# Required task
Pull out every one of the rows below and reproduce each line unchanged.
[BEGIN Record list]
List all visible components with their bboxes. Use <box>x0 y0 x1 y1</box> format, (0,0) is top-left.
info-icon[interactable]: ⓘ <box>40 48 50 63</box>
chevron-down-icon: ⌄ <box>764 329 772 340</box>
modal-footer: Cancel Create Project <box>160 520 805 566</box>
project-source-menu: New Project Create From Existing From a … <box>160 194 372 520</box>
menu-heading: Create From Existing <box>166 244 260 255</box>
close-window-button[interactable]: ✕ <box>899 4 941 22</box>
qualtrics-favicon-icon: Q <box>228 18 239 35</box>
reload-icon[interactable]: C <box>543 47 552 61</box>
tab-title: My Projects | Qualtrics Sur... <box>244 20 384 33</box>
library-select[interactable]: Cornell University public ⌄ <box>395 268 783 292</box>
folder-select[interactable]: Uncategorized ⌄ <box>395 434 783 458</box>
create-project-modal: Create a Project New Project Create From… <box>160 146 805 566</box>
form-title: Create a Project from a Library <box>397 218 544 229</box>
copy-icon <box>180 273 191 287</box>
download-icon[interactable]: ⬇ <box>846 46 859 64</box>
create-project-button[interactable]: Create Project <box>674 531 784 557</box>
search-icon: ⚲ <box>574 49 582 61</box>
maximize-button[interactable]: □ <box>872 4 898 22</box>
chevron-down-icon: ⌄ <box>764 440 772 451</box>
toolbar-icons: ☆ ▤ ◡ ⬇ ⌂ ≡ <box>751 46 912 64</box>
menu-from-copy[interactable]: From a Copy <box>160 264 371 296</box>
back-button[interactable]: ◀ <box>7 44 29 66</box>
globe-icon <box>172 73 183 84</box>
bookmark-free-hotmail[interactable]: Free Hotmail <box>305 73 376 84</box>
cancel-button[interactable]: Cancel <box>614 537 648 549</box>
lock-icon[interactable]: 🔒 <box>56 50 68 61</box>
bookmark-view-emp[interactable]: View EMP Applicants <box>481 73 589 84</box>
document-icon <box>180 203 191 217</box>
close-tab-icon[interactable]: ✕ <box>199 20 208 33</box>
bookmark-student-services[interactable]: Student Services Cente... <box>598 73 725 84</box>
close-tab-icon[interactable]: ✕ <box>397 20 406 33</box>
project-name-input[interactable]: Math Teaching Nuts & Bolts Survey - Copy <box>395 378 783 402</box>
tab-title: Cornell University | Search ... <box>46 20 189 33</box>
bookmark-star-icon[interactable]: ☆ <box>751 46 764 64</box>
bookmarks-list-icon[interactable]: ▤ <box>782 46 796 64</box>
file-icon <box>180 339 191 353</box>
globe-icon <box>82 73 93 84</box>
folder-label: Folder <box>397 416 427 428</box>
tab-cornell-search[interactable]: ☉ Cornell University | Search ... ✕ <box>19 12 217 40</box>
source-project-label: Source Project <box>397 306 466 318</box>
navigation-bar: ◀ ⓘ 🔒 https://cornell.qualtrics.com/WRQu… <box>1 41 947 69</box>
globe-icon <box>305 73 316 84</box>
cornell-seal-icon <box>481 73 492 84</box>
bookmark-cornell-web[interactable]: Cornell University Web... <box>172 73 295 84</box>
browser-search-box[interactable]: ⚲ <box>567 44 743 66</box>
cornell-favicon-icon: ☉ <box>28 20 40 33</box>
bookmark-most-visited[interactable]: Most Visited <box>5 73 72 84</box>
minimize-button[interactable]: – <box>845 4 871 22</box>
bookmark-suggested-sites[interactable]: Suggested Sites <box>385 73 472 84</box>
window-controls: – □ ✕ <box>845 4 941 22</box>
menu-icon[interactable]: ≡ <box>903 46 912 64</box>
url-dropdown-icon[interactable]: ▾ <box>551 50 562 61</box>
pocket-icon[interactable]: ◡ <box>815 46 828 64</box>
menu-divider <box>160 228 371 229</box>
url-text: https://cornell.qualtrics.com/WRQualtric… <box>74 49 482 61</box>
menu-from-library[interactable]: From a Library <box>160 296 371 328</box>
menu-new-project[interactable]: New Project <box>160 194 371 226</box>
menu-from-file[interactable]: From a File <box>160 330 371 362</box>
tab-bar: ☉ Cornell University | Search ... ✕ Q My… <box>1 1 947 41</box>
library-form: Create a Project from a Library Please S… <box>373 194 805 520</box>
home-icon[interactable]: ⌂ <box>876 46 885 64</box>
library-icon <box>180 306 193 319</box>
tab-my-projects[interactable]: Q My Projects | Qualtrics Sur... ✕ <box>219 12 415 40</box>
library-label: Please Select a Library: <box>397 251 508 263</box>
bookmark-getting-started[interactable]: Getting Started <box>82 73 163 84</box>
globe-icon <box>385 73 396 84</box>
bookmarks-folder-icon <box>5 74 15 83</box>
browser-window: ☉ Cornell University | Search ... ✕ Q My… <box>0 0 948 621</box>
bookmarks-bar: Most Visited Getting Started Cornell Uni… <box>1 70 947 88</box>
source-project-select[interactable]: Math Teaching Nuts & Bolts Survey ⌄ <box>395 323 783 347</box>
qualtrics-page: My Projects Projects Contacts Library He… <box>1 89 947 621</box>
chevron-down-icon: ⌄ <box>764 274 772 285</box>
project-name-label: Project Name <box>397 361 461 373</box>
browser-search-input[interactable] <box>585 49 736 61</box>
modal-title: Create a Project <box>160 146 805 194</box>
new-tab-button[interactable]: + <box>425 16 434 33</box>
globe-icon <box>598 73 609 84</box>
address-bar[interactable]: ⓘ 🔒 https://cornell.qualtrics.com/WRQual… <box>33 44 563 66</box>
[END Record list]
# Result for this exercise
List all visible components with their bboxes. Use <box>x0 y0 x1 y1</box> format, (0,0) is top-left.
info-icon[interactable]: ⓘ <box>40 48 50 63</box>
chevron-down-icon: ⌄ <box>764 329 772 340</box>
modal-footer: Cancel Create Project <box>160 520 805 566</box>
project-source-menu: New Project Create From Existing From a … <box>160 194 372 520</box>
menu-heading: Create From Existing <box>166 244 260 255</box>
close-window-button[interactable]: ✕ <box>899 4 941 22</box>
qualtrics-favicon-icon: Q <box>228 18 239 35</box>
reload-icon[interactable]: C <box>543 47 552 61</box>
tab-title: My Projects | Qualtrics Sur... <box>244 20 384 33</box>
library-select[interactable]: Cornell University public ⌄ <box>395 268 783 292</box>
folder-select[interactable]: Uncategorized ⌄ <box>395 434 783 458</box>
create-project-modal: Create a Project New Project Create From… <box>160 146 805 566</box>
form-title: Create a Project from a Library <box>397 218 544 229</box>
copy-icon <box>180 273 191 287</box>
download-icon[interactable]: ⬇ <box>846 46 859 64</box>
create-project-button[interactable]: Create Project <box>674 531 784 557</box>
search-icon: ⚲ <box>574 49 582 61</box>
maximize-button[interactable]: □ <box>872 4 898 22</box>
chevron-down-icon: ⌄ <box>764 440 772 451</box>
toolbar-icons: ☆ ▤ ◡ ⬇ ⌂ ≡ <box>751 46 912 64</box>
menu-from-copy[interactable]: From a Copy <box>160 264 371 296</box>
back-button[interactable]: ◀ <box>7 44 29 66</box>
globe-icon <box>172 73 183 84</box>
bookmark-free-hotmail[interactable]: Free Hotmail <box>305 73 376 84</box>
cancel-button[interactable]: Cancel <box>614 537 648 549</box>
lock-icon[interactable]: 🔒 <box>56 50 68 61</box>
bookmark-view-emp[interactable]: View EMP Applicants <box>481 73 589 84</box>
document-icon <box>180 203 191 217</box>
close-tab-icon[interactable]: ✕ <box>199 20 208 33</box>
bookmark-student-services[interactable]: Student Services Cente... <box>598 73 725 84</box>
close-tab-icon[interactable]: ✕ <box>397 20 406 33</box>
project-name-input[interactable]: Math Teaching Nuts & Bolts Survey - Copy <box>395 378 783 402</box>
tab-title: Cornell University | Search ... <box>46 20 189 33</box>
bookmark-star-icon[interactable]: ☆ <box>751 46 764 64</box>
bookmarks-list-icon[interactable]: ▤ <box>782 46 796 64</box>
file-icon <box>180 339 191 353</box>
globe-icon <box>82 73 93 84</box>
folder-label: Folder <box>397 416 427 428</box>
tab-cornell-search[interactable]: ☉ Cornell University | Search ... ✕ <box>19 12 217 40</box>
source-project-label: Source Project <box>397 306 466 318</box>
navigation-bar: ◀ ⓘ 🔒 https://cornell.qualtrics.com/WRQu… <box>1 41 947 69</box>
globe-icon <box>305 73 316 84</box>
cornell-seal-icon <box>481 73 492 84</box>
bookmark-cornell-web[interactable]: Cornell University Web... <box>172 73 295 84</box>
browser-search-box[interactable]: ⚲ <box>567 44 743 66</box>
cornell-favicon-icon: ☉ <box>28 20 40 33</box>
bookmark-most-visited[interactable]: Most Visited <box>5 73 72 84</box>
minimize-button[interactable]: – <box>845 4 871 22</box>
bookmark-suggested-sites[interactable]: Suggested Sites <box>385 73 472 84</box>
window-controls: – □ ✕ <box>845 4 941 22</box>
menu-icon[interactable]: ≡ <box>903 46 912 64</box>
url-dropdown-icon[interactable]: ▾ <box>551 50 562 61</box>
pocket-icon[interactable]: ◡ <box>815 46 828 64</box>
menu-divider <box>160 228 371 229</box>
url-text: https://cornell.qualtrics.com/WRQualtric… <box>74 49 482 61</box>
menu-from-library[interactable]: From a Library <box>160 296 371 328</box>
menu-new-project[interactable]: New Project <box>160 194 371 226</box>
menu-from-file[interactable]: From a File <box>160 330 371 362</box>
tab-bar: ☉ Cornell University | Search ... ✕ Q My… <box>1 1 947 41</box>
library-form: Create a Project from a Library Please S… <box>373 194 805 520</box>
home-icon[interactable]: ⌂ <box>876 46 885 64</box>
library-icon <box>180 306 193 319</box>
tab-my-projects[interactable]: Q My Projects | Qualtrics Sur... ✕ <box>219 12 415 40</box>
library-label: Please Select a Library: <box>397 251 508 263</box>
bookmark-getting-started[interactable]: Getting Started <box>82 73 163 84</box>
globe-icon <box>385 73 396 84</box>
bookmarks-folder-icon <box>5 74 15 83</box>
browser-window: ☉ Cornell University | Search ... ✕ Q My… <box>0 0 948 621</box>
bookmarks-bar: Most Visited Getting Started Cornell Uni… <box>1 70 947 88</box>
source-project-select[interactable]: Math Teaching Nuts & Bolts Survey ⌄ <box>395 323 783 347</box>
qualtrics-page: My Projects Projects Contacts Library He… <box>1 89 947 621</box>
chevron-down-icon: ⌄ <box>764 274 772 285</box>
project-name-label: Project Name <box>397 361 461 373</box>
browser-search-input[interactable] <box>585 49 736 61</box>
modal-title: Create a Project <box>160 146 805 194</box>
new-tab-button[interactable]: + <box>425 16 434 33</box>
globe-icon <box>598 73 609 84</box>
address-bar[interactable]: ⓘ 🔒 https://cornell.qualtrics.com/WRQual… <box>33 44 563 66</box>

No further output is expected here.